Are you able to retype all the records below exactly?

• **Collected data entries**

## BEGIN

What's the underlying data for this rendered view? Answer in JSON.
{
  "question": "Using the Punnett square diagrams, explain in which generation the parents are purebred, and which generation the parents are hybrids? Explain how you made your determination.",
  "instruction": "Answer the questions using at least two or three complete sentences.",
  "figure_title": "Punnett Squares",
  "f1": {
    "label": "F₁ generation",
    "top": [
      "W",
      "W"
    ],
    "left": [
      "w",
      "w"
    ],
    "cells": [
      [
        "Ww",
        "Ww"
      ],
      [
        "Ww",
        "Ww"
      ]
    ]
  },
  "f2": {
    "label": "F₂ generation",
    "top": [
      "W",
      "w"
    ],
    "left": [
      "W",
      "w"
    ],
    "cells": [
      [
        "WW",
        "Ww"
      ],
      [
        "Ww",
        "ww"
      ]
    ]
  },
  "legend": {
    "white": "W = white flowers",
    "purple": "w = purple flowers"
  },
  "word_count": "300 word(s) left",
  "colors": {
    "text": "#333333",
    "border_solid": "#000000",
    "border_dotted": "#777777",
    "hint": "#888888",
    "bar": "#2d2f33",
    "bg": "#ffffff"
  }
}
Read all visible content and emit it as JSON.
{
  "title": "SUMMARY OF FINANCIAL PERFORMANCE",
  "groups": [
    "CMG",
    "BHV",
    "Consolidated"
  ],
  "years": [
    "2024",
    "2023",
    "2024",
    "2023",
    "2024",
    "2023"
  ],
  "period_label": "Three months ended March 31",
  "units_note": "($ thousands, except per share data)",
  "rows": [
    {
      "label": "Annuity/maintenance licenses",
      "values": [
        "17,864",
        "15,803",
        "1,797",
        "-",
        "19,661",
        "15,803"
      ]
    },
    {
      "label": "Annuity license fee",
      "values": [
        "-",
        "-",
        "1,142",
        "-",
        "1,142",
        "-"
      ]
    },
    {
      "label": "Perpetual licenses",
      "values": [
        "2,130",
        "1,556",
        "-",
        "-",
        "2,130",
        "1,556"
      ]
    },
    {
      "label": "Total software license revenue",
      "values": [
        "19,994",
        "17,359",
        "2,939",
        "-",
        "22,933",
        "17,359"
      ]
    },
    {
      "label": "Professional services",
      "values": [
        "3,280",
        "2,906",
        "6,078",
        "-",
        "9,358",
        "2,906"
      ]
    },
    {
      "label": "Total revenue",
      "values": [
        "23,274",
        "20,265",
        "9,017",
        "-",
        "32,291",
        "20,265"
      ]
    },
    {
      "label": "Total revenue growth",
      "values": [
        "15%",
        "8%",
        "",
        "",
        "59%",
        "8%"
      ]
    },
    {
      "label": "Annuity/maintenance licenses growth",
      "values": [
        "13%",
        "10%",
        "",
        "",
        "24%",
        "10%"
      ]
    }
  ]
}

## END

• **SOLVED EXERCISE**
What's the underlying data for this rendered view? Answer in JSON.
{
  "question": "Using the Punnett square diagrams, explain in which generation the parents are purebred, and which generation the parents are hybrids? Explain how you made your determination.",
  "instruction": "Answer the questions using at least two or three complete sentences.",
  "figure_title": "Punnett Squares",
  "f1": {
    "label": "F₁ generation",
    "top": [
      "W",
      "W"
    ],
    "left": [
      "w",
      "w"
    ],
    "cells": [
      [
        "Ww",
        "Ww"
      ],
      [
        "Ww",
        "Ww"
      ]
    ]
  },
  "f2": {
    "label": "F₂ generation",
    "top": [
      "W",
      "w"
    ],
    "left": [
      "W",
      "w"
    ],
    "cells": [
      [
        "WW",
        "Ww"
      ],
      [
        "Ww",
        "ww"
      ]
    ]
  },
  "legend": {
    "white": "W = white flowers",
    "purple": "w = purple flowers"
  },
  "word_count": "300 word(s) left",
  "colors": {
    "text": "#333333",
    "border_solid": "#000000",
    "border_dotted": "#777777",
    "hint": "#888888",
    "bar": "#2d2f33",
    "bg": "#ffffff"
  }
}
Read all visible content and emit it as JSON.
{
  "title": "SUMMARY OF FINANCIAL PERFORMANCE",
  "groups": [
    "CMG",
    "BHV",
    "Consolidated"
  ],
  "years": [
    "2024",
    "2023",
    "2024",
    "2023",
    "2024",
    "2023"
  ],
  "period_label": "Three months ended March 31",
  "units_note": "($ thousands, except per share data)",
  "rows": [
    {
      "label": "Annuity/maintenance licenses",
      "values": [
        "17,864",
        "15,803",
        "1,797",
        "-",
        "19,661",
        "15,803"
      ]
    },
    {
      "label": "Annuity license fee",
      "values": [
        "-",
        "-",
        "1,142",
        "-",
        "1,142",
        "-"
      ]
    },
    {
      "label": "Perpetual licenses",
      "values": [
        "2,130",
        "1,556",
        "-",
        "-",
        "2,130",
        "1,556"
      ]
    },
    {
      "label": "Total software license revenue",
      "values": [
        "19,994",
        "17,359",
        "2,939",
        "-",
        "22,933",
        "17,359"
      ]
    },
    {
      "label": "Professional services",
      "values": [
        "3,280",
        "2,906",
        "6,078",
        "-",
        "9,358",
        "2,906"
      ]
    },
    {
      "label": "Total revenue",
      "values": [
        "23,274",
        "20,265",
        "9,017",
        "-",
        "32,291",
        "20,265"
      ]
    },
    {
      "label": "Total revenue growth",
      "values": [
        "15%",
        "8%",
        "",
        "",
        "59%",
        "8%"
      ]
    },
    {
      "label": "Annuity/maintenance licenses growth",
      "values": [
        "13%",
        "10%",
        "",
        "",
        "24%",
        "10%"
      ]
    }
  ]
}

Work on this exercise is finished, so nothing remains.